TASK REQUIREMENTS: Extract every line of the material that holds the string "Unter".

PROVIDED DATA:
|---|
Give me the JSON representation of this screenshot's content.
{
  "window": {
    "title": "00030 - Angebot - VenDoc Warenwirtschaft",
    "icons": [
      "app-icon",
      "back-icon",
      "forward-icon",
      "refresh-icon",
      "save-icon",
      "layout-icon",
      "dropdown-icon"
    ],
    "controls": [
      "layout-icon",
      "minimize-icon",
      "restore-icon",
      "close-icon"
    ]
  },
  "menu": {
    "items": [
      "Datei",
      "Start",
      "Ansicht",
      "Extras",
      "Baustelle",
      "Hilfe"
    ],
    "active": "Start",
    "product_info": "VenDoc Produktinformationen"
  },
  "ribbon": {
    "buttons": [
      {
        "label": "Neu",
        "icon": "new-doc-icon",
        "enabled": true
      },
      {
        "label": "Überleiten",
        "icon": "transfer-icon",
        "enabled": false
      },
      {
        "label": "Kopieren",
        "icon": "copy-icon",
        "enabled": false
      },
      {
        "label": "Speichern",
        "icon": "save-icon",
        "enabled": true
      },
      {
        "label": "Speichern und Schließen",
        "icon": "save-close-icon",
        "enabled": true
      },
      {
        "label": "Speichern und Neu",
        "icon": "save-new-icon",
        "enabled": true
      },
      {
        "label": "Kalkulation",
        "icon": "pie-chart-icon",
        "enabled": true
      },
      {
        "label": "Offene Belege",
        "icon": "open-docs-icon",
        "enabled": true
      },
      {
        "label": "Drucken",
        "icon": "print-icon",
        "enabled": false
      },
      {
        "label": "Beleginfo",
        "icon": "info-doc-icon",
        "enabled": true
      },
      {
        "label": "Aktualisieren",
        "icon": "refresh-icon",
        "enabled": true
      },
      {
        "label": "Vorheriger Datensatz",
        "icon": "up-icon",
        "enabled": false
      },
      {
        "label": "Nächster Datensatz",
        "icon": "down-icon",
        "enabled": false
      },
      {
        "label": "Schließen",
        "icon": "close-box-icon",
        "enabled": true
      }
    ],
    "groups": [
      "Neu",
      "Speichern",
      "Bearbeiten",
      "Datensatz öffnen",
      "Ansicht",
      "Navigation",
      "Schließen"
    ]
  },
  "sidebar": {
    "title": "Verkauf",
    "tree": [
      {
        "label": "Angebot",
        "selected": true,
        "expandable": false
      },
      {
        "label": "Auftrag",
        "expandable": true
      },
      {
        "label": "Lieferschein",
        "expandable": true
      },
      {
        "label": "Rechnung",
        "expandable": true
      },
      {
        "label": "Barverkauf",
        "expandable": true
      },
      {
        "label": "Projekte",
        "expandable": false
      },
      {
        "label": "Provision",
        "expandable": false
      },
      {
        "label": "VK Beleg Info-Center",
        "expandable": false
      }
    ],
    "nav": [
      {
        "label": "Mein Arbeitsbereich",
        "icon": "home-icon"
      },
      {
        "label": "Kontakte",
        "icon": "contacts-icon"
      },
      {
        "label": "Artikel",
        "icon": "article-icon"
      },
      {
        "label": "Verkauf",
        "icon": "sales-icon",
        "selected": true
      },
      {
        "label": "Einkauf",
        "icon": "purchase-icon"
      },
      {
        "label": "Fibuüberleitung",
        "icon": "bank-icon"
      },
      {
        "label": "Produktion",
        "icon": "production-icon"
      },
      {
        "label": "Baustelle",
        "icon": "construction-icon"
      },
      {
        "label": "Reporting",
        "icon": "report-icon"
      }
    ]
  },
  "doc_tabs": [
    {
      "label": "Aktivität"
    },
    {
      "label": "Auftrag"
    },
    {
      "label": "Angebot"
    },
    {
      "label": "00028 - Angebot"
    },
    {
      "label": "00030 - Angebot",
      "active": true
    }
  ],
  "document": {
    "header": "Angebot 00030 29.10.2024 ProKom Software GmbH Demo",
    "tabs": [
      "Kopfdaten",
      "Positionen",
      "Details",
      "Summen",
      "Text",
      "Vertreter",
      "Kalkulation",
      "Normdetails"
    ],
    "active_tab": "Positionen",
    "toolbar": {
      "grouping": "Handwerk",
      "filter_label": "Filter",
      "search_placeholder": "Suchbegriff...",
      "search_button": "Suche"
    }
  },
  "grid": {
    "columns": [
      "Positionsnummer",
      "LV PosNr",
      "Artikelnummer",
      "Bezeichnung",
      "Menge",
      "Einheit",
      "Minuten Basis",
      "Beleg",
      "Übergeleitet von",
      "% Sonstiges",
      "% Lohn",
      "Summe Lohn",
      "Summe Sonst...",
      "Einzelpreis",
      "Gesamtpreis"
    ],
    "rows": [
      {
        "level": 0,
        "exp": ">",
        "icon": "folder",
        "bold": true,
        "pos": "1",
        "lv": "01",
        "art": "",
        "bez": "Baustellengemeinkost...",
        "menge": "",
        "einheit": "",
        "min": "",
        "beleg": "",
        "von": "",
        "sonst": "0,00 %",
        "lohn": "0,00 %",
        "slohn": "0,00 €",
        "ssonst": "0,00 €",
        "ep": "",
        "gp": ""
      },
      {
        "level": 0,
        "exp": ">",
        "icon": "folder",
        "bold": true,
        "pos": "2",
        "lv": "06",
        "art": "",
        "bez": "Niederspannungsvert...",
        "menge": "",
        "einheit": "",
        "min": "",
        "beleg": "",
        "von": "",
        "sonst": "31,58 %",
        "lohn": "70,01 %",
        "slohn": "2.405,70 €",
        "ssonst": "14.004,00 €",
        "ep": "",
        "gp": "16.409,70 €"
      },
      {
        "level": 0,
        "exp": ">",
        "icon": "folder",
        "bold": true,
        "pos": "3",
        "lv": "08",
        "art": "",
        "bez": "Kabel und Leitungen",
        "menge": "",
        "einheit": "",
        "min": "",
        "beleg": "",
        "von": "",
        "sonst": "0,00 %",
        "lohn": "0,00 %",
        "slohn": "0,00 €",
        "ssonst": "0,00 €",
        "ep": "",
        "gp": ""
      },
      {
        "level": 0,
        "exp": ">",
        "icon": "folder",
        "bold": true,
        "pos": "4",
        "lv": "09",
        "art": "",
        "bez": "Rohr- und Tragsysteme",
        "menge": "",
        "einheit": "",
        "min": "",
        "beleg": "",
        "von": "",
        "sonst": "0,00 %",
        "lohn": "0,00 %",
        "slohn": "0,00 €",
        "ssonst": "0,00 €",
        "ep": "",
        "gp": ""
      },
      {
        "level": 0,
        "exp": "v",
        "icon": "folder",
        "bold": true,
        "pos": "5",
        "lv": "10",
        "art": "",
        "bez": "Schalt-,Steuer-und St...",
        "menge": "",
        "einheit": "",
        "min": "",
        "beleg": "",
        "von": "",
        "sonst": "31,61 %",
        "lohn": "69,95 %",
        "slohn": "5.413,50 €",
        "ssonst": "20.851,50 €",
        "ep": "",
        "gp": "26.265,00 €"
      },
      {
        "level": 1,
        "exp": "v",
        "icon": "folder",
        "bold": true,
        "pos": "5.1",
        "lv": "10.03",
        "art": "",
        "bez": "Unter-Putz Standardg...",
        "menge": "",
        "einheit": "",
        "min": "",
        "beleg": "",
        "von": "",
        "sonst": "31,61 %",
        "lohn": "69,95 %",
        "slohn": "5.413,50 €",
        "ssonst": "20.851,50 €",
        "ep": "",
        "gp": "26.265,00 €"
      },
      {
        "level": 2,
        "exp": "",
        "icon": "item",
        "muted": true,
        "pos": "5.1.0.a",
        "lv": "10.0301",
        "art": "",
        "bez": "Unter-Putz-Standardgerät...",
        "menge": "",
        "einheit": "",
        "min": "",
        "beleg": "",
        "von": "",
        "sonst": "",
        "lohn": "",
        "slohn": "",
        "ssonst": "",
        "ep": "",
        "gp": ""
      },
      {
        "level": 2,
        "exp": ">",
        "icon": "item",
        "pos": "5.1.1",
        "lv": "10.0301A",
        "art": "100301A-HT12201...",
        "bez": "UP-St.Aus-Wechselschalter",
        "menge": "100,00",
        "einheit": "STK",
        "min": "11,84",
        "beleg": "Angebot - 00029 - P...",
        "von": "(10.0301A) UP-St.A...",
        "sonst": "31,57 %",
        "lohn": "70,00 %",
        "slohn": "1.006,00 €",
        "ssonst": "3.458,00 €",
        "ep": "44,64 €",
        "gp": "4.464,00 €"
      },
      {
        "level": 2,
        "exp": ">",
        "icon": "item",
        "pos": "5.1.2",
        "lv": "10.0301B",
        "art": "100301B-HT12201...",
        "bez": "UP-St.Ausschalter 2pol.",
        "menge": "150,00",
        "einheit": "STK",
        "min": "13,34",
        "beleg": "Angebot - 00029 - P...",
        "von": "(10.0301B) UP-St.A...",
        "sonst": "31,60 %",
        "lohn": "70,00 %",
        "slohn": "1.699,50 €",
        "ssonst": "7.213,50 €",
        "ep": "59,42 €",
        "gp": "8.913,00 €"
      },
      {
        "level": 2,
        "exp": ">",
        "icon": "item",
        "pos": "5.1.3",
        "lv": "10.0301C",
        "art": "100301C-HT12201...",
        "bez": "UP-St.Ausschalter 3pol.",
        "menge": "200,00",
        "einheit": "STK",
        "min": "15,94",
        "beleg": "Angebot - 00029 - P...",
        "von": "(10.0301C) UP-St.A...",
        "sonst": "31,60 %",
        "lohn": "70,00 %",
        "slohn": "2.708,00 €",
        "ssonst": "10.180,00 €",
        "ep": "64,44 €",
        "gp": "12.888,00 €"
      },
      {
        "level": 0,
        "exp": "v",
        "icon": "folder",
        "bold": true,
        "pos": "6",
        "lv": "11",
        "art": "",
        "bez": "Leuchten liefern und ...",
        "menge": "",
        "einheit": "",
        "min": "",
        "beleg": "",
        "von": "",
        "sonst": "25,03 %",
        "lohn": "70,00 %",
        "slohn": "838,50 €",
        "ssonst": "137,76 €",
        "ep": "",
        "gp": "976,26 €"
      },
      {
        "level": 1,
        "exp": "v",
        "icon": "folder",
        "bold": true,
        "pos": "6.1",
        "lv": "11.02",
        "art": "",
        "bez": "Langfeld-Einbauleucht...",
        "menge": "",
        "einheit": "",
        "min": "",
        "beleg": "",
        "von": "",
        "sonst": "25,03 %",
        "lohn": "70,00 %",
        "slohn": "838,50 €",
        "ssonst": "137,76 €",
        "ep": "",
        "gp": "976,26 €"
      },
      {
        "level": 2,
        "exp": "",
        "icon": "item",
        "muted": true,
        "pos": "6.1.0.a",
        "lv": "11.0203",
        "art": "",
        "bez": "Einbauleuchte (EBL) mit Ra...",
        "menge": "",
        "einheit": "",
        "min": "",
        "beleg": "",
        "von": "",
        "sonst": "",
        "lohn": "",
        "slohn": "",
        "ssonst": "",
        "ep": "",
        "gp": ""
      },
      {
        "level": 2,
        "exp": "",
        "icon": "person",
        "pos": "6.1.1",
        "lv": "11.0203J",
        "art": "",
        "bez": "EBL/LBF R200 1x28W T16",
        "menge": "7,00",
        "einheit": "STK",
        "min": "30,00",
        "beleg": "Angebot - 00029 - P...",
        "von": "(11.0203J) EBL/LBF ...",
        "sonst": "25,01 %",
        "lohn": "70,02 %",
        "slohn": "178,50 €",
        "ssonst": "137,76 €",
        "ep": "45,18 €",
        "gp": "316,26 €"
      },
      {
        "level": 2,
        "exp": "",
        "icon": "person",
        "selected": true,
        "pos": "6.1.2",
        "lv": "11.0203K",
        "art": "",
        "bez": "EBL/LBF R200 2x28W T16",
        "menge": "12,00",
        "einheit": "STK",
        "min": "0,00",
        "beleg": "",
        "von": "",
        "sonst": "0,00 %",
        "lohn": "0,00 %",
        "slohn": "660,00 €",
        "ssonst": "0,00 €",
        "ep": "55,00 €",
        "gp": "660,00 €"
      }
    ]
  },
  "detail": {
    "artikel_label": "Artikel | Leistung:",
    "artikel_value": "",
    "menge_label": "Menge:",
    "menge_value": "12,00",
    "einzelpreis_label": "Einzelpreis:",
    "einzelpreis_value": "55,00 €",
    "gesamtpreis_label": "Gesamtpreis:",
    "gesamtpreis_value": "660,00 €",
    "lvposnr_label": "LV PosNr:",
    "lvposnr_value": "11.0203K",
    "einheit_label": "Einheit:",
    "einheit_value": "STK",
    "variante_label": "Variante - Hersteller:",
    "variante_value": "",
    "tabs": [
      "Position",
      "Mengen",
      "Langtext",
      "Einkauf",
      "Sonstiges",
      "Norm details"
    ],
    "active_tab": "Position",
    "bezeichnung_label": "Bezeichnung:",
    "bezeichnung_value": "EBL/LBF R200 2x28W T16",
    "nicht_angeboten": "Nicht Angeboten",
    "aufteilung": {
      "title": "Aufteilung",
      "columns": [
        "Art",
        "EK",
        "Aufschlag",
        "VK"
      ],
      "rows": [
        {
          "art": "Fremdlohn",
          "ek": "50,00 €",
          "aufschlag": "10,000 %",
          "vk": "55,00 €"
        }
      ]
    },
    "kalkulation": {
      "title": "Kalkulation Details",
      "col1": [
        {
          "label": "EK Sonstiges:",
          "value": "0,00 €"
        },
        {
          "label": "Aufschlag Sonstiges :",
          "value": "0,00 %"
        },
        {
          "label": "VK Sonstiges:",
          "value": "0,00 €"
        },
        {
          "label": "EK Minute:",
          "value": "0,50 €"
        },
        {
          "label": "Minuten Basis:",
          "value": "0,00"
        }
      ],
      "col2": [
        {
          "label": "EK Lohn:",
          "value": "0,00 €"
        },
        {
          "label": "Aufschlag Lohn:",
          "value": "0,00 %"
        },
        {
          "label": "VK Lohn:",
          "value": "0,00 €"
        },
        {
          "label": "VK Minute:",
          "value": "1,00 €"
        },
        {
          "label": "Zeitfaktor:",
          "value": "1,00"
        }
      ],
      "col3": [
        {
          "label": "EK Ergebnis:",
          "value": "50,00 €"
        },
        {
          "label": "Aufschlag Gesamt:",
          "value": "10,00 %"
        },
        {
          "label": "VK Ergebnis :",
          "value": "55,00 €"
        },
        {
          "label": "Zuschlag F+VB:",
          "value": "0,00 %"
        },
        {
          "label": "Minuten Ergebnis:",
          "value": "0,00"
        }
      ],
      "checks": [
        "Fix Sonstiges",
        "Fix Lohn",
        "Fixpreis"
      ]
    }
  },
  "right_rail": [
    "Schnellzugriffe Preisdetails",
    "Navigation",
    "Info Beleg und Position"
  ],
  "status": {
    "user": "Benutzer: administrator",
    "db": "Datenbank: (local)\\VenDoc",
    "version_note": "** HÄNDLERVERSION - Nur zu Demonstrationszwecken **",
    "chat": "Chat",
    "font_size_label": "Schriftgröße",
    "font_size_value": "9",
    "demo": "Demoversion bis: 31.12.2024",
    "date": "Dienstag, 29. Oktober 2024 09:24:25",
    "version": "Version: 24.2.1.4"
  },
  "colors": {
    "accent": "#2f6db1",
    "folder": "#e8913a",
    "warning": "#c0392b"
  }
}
|---|
TASK ANSWER:
        "bez": "Unter-Putz Standardg...",
        "bez": "Unter-Putz-Standardgerät...",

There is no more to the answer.